**Given request**
Reproduce the material in full, unchanged.

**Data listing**
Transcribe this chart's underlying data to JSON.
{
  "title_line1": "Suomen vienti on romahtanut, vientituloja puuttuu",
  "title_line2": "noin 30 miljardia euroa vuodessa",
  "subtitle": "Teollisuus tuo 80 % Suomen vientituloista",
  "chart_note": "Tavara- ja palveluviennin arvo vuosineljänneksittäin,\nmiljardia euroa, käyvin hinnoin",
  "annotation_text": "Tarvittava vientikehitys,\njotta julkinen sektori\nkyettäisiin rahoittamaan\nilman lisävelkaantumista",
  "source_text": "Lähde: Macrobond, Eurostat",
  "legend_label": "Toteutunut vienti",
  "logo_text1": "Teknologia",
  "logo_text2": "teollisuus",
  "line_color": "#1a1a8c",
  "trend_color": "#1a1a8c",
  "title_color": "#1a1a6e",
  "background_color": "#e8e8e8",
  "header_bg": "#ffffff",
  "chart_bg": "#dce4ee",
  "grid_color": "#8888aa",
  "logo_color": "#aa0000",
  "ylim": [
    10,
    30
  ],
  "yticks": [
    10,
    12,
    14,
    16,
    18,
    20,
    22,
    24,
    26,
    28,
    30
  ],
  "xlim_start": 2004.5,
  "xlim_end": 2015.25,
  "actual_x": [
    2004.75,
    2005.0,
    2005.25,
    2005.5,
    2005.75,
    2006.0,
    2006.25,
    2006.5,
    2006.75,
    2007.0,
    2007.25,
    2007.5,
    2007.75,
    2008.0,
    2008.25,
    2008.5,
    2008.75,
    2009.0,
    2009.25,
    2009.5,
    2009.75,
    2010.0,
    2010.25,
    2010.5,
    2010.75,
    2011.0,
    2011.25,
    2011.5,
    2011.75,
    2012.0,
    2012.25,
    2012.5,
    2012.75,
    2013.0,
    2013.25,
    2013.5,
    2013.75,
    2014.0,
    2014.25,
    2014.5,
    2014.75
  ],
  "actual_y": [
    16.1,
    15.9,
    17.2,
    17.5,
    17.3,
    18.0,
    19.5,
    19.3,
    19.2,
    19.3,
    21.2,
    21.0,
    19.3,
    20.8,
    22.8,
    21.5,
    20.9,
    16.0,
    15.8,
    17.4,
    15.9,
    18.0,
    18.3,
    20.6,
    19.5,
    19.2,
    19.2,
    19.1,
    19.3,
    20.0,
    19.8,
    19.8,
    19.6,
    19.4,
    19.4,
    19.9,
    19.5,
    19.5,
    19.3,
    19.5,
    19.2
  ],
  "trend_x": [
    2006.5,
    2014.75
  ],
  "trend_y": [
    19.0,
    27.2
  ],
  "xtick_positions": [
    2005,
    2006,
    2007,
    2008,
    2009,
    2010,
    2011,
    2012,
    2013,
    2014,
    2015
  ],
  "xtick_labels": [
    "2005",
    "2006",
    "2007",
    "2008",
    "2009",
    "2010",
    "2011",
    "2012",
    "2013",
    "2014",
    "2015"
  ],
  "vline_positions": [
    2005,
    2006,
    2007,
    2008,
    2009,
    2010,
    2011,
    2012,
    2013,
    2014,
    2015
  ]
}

**Result for this exercise**
Transcribe this chart's underlying data to JSON.
{
  "title_line1": "Suomen vienti on romahtanut, vientituloja puuttuu",
  "title_line2": "noin 30 miljardia euroa vuodessa",
  "subtitle": "Teollisuus tuo 80 % Suomen vientituloista",
  "chart_note": "Tavara- ja palveluviennin arvo vuosineljänneksittäin,\nmiljardia euroa, käyvin hinnoin",
  "annotation_text": "Tarvittava vientikehitys,\njotta julkinen sektori\nkyettäisiin rahoittamaan\nilman lisävelkaantumista",
  "source_text": "Lähde: Macrobond, Eurostat",
  "legend_label": "Toteutunut vienti",
  "logo_text1": "Teknologia",
  "logo_text2": "teollisuus",
  "line_color": "#1a1a8c",
  "trend_color": "#1a1a8c",
  "title_color": "#1a1a6e",
  "background_color": "#e8e8e8",
  "header_bg": "#ffffff",
  "chart_bg": "#dce4ee",
  "grid_color": "#8888aa",
  "logo_color": "#aa0000",
  "ylim": [
    10,
    30
  ],
  "yticks": [
    10,
    12,
    14,
    16,
    18,
    20,
    22,
    24,
    26,
    28,
    30
  ],
  "xlim_start": 2004.5,
  "xlim_end": 2015.25,
  "actual_x": [
    2004.75,
    2005.0,
    2005.25,
    2005.5,
    2005.75,
    2006.0,
    2006.25,
    2006.5,
    2006.75,
    2007.0,
    2007.25,
    2007.5,
    2007.75,
    2008.0,
    2008.25,
    2008.5,
    2008.75,
    2009.0,
    2009.25,
    2009.5,
    2009.75,
    2010.0,
    2010.25,
    2010.5,
    2010.75,
    2011.0,
    2011.25,
    2011.5,
    2011.75,
    2012.0,
    2012.25,
    2012.5,
    2012.75,
    2013.0,
    2013.25,
    2013.5,
    2013.75,
    2014.0,
    2014.25,
    2014.5,
    2014.75
  ],
  "actual_y": [
    16.1,
    15.9,
    17.2,
    17.5,
    17.3,
    18.0,
    19.5,
    19.3,
    19.2,
    19.3,
    21.2,
    21.0,
    19.3,
    20.8,
    22.8,
    21.5,
    20.9,
    16.0,
    15.8,
    17.4,
    15.9,
    18.0,
    18.3,
    20.6,
    19.5,
    19.2,
    19.2,
    19.1,
    19.3,
    20.0,
    19.8,
    19.8,
    19.6,
    19.4,
    19.4,
    19.9,
    19.5,
    19.5,
    19.3,
    19.5,
    19.2
  ],
  "trend_x": [
    2006.5,
    2014.75
  ],
  "trend_y": [
    19.0,
    27.2
  ],
  "xtick_positions": [
    2005,
    2006,
    2007,
    2008,
    2009,
    2010,
    2011,
    2012,
    2013,
    2014,
    2015
  ],
  "xtick_labels": [
    "2005",
    "2006",
    "2007",
    "2008",
    "2009",
    "2010",
    "2011",
    "2012",
    "2013",
    "2014",
    "2015"
  ],
  "vline_positions": [
    2005,
    2006,
    2007,
    2008,
    2009,
    2010,
    2011,
    2012,
    2013,
    2014,
    2015
  ]
}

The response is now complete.